***** AVAILABLE DATA

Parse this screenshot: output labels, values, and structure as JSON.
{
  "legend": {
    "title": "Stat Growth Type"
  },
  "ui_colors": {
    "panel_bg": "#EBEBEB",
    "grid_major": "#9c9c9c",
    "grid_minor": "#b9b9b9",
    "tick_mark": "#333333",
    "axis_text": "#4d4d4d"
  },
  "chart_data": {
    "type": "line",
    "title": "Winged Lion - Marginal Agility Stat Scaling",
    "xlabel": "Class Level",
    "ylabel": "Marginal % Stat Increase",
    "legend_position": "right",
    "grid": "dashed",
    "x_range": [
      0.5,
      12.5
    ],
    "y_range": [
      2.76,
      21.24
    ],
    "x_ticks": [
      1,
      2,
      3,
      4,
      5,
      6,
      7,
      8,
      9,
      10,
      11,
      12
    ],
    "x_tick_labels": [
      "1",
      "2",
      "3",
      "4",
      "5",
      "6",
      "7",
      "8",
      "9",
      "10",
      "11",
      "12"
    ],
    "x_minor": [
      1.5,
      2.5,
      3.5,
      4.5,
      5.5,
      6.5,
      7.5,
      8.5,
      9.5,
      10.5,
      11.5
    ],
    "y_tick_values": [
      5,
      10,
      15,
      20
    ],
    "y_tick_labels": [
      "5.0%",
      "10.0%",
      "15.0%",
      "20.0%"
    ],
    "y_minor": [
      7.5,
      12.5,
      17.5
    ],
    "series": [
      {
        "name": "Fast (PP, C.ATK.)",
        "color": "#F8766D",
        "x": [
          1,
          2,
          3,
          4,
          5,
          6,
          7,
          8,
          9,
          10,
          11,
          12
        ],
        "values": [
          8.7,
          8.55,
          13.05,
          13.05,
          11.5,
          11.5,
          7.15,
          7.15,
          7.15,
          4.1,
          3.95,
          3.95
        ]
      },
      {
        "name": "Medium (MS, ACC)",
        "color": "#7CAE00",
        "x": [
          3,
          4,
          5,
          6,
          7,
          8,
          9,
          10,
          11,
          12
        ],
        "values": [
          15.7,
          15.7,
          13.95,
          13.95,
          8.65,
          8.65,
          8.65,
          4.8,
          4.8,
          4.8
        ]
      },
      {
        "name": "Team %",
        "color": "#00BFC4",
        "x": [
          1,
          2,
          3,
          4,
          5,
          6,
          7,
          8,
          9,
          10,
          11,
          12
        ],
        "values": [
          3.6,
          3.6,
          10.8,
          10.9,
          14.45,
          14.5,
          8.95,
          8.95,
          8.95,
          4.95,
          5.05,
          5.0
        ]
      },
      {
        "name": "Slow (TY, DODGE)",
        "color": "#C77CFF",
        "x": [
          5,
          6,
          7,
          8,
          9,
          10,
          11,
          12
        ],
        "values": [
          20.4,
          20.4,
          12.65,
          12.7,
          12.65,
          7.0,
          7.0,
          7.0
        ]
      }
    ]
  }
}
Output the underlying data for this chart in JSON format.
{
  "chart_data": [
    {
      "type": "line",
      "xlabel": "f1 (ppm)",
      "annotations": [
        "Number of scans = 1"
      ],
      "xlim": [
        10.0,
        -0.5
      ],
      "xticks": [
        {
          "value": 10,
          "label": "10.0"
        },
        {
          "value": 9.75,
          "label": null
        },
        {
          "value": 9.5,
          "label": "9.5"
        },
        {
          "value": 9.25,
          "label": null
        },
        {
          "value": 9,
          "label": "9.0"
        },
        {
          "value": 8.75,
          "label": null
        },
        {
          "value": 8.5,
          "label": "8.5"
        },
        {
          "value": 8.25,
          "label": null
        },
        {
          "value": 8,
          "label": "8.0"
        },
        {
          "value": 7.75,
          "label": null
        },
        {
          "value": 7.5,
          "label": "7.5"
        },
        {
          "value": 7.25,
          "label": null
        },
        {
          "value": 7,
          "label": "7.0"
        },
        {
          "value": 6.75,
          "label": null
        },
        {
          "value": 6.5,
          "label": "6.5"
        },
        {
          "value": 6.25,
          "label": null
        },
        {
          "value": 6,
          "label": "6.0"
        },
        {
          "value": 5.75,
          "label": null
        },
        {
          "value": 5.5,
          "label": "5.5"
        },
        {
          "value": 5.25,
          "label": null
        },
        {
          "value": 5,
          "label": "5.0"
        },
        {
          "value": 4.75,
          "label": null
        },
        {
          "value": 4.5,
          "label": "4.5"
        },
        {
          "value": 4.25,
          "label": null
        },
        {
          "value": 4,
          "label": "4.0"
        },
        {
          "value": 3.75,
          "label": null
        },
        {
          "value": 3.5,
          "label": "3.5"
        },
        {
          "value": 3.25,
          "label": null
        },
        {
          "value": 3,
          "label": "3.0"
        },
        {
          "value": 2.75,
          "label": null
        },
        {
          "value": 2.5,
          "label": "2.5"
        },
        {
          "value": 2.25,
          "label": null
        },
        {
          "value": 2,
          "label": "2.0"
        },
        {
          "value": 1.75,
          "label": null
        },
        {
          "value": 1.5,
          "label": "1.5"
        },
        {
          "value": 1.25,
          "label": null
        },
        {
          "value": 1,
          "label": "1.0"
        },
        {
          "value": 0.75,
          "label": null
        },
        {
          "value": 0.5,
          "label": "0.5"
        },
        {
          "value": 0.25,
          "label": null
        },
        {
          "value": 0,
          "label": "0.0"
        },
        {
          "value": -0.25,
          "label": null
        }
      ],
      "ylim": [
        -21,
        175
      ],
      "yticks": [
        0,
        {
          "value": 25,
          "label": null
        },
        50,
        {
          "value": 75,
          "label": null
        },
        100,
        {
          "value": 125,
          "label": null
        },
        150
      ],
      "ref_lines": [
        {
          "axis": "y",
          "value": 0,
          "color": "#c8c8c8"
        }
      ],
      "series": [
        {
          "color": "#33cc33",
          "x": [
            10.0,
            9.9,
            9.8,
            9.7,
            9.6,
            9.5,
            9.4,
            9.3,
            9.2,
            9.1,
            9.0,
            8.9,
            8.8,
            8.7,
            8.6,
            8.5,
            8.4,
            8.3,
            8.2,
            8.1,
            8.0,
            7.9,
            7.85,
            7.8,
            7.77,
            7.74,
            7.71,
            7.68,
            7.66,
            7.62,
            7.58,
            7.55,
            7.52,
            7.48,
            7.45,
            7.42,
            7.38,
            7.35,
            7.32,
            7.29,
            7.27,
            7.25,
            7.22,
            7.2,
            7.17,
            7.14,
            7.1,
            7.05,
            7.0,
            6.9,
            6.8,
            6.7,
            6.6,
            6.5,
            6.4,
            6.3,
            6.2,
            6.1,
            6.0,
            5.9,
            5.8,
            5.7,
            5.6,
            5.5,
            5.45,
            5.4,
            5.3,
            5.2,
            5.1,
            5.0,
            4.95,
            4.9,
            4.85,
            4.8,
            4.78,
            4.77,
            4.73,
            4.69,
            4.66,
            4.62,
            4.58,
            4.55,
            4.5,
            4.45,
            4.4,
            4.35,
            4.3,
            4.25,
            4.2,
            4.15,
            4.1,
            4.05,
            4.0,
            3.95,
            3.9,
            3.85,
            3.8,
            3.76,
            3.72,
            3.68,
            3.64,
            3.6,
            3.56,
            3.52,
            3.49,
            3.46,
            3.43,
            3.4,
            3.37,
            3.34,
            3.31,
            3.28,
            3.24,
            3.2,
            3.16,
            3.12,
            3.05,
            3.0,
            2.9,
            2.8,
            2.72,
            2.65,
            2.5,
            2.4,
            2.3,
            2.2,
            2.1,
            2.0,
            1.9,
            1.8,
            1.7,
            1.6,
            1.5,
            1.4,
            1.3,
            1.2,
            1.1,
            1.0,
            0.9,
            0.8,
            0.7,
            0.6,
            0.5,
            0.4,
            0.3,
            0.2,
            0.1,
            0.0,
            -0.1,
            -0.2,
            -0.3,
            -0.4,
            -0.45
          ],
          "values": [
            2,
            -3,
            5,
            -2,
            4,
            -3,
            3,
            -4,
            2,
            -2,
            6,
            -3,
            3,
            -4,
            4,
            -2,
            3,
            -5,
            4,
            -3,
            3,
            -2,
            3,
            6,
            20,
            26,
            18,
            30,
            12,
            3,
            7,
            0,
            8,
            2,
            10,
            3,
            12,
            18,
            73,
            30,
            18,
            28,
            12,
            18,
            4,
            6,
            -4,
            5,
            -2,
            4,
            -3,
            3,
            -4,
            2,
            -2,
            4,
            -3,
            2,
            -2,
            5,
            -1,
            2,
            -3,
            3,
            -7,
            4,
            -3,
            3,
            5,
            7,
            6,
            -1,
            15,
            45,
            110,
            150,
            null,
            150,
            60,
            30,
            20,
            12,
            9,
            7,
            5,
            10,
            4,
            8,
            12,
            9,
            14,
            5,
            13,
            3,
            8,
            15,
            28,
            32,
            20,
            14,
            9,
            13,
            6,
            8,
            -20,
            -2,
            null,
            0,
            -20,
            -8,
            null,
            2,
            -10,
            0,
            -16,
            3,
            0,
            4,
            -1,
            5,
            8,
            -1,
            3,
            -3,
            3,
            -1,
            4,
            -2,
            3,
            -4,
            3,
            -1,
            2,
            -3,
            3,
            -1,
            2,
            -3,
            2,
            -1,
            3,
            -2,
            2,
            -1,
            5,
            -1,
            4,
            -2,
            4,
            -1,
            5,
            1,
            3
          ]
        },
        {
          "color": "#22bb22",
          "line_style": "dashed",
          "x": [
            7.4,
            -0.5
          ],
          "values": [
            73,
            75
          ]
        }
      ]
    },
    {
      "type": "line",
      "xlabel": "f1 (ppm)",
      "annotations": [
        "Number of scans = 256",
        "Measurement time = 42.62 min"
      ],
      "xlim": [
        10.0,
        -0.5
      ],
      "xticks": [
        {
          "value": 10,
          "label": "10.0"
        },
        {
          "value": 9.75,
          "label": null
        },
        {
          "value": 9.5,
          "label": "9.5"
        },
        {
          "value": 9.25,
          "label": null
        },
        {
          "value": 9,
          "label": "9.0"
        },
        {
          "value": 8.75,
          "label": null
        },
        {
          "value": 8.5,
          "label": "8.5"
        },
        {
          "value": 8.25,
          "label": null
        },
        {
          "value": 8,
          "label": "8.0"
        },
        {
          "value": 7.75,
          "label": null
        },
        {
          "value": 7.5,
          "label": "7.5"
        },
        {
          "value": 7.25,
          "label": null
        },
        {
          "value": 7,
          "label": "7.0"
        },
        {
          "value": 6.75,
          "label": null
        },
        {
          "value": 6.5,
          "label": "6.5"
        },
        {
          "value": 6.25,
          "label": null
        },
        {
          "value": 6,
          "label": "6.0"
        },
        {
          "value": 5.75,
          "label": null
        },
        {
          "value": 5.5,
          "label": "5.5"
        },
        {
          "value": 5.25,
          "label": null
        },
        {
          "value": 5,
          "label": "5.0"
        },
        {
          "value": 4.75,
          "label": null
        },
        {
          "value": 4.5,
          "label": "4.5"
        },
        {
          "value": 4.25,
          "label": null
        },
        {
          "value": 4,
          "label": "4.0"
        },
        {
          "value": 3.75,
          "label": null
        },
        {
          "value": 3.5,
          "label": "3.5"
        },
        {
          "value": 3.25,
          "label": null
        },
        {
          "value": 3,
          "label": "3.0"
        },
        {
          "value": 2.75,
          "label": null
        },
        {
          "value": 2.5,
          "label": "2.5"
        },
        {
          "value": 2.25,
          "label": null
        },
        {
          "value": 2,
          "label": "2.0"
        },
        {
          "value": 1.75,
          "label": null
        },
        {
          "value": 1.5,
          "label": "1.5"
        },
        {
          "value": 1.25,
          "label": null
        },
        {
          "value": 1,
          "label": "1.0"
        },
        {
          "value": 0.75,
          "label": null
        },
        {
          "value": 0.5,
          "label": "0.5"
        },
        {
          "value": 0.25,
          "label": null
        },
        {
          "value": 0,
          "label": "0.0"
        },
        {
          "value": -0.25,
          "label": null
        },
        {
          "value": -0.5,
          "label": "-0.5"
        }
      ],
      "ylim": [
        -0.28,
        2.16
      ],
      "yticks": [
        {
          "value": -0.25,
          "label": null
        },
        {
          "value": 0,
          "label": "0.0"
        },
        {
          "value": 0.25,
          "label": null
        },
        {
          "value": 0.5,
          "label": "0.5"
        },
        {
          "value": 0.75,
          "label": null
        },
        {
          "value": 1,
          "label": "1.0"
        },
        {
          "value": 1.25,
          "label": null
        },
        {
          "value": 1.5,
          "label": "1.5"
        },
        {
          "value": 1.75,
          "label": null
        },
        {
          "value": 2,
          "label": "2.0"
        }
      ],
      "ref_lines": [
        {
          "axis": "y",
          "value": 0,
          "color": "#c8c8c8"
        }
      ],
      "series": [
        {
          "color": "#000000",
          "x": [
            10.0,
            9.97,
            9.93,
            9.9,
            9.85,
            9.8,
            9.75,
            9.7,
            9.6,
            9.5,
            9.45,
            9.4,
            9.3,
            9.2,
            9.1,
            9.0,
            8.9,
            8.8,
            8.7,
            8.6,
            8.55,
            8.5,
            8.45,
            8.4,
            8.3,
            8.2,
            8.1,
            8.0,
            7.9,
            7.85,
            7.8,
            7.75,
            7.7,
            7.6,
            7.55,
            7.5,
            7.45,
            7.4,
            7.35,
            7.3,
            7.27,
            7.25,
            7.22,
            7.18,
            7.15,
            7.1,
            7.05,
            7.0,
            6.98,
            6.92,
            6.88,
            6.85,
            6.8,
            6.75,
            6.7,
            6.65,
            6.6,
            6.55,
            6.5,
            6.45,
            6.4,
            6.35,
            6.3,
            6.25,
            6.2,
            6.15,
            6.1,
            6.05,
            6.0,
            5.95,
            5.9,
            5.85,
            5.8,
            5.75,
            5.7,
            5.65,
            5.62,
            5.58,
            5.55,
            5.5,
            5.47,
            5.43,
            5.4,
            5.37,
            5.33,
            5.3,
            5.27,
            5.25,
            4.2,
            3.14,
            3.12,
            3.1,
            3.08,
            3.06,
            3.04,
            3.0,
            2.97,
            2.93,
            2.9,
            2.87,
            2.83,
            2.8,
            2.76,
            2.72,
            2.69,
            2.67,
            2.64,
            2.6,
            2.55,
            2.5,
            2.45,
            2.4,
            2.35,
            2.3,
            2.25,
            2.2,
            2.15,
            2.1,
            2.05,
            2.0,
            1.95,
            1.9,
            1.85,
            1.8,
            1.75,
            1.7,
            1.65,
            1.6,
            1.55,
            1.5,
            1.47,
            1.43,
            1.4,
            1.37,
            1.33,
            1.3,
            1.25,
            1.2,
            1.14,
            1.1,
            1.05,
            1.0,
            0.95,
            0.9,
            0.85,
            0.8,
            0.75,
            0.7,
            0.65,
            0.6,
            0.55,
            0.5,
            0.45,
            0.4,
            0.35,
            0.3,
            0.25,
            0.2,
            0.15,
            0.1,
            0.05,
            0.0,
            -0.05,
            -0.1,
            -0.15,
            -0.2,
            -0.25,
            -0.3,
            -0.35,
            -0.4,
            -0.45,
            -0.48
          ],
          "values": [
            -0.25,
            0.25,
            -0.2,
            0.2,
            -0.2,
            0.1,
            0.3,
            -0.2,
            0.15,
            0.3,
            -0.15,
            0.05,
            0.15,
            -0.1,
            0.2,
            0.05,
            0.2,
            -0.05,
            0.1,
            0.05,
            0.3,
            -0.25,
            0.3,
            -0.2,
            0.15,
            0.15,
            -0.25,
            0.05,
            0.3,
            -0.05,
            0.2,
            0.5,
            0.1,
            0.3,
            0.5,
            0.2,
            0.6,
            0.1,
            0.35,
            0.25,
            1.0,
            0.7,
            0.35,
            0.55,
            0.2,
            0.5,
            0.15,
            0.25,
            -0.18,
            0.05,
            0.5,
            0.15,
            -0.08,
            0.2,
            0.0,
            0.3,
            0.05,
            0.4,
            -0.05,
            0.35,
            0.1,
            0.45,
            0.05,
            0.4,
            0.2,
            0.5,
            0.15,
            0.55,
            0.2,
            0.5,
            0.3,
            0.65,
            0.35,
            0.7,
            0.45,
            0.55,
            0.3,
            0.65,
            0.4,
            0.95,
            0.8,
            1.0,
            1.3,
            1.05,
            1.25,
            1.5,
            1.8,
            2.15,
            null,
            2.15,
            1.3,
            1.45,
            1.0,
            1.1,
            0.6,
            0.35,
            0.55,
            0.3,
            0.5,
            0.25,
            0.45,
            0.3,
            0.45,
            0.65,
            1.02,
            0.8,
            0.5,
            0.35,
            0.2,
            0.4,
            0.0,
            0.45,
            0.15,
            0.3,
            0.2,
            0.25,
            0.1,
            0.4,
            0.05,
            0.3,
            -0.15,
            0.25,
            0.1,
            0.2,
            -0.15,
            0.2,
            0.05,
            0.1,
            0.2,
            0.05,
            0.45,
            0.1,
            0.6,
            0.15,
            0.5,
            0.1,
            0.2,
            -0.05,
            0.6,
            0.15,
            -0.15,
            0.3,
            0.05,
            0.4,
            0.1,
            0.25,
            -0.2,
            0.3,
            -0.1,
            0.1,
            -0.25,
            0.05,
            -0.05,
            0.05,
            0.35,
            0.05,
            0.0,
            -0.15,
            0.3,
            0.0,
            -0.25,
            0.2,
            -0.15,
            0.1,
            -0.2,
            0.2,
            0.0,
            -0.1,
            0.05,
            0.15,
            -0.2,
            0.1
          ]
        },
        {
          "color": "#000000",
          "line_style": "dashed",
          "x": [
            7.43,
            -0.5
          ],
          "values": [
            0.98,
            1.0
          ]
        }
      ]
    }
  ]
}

**********

EXERCISE INSTRUCTIONS: Among the lines of the listing, how many hold the string "scans"? Respond with only the number.

RESPONSE TO THE TASK: 2